--- BEGIN ---
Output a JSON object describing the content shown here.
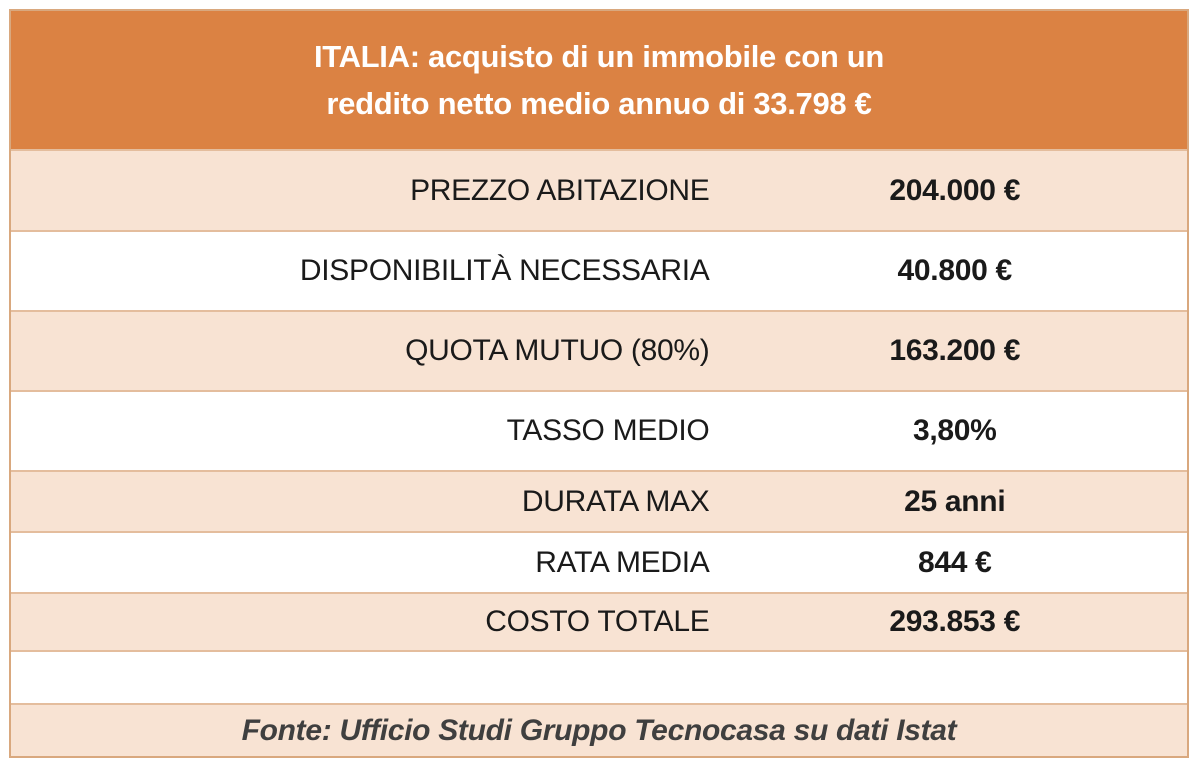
{
  "chart_data": {
    "type": "table",
    "title": "ITALIA: acquisto di un immobile con un reddito netto medio annuo di 33.798 €",
    "rows": [
      {
        "label": "PREZZO ABITAZIONE",
        "value": "204.000 €"
      },
      {
        "label": "DISPONIBILITÀ NECESSARIA",
        "value": "40.800 €"
      },
      {
        "label": "QUOTA MUTUO (80%)",
        "value": "163.200 €"
      },
      {
        "label": "TASSO MEDIO",
        "value": "3,80%"
      },
      {
        "label": "DURATA MAX",
        "value": "25 anni"
      },
      {
        "label": "RATA MEDIA",
        "value": "844 €"
      },
      {
        "label": "COSTO TOTALE",
        "value": "293.853 €"
      }
    ],
    "source": "Fonte: Ufficio Studi Gruppo Tecnocasa su dati Istat"
  },
  "header": {
    "title_line1": "ITALIA: acquisto di un immobile con un",
    "title_line2": "reddito netto medio annuo di 33.798 €"
  },
  "colors": {
    "header_bg": "#db8243",
    "banded_row_bg": "#f8e3d3",
    "plain_row_bg": "#ffffff",
    "grid_border": "#e4bd9d",
    "outer_border": "#d9a87e",
    "title_text": "#ffffff",
    "cell_text": "#1a1a1a",
    "source_text": "#3f3f3f"
  }
}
--- END ---
• _Exercise task_:
Gather each line from the listing above that holds "value".

• _Result of this exercise_:
        "value": "204.000 €"
        "value": "40.800 €"
        "value": "163.200 €"
        "value": "3,80%"
        "value": "25 anni"
        "value": "844 €"
        "value": "293.853 €"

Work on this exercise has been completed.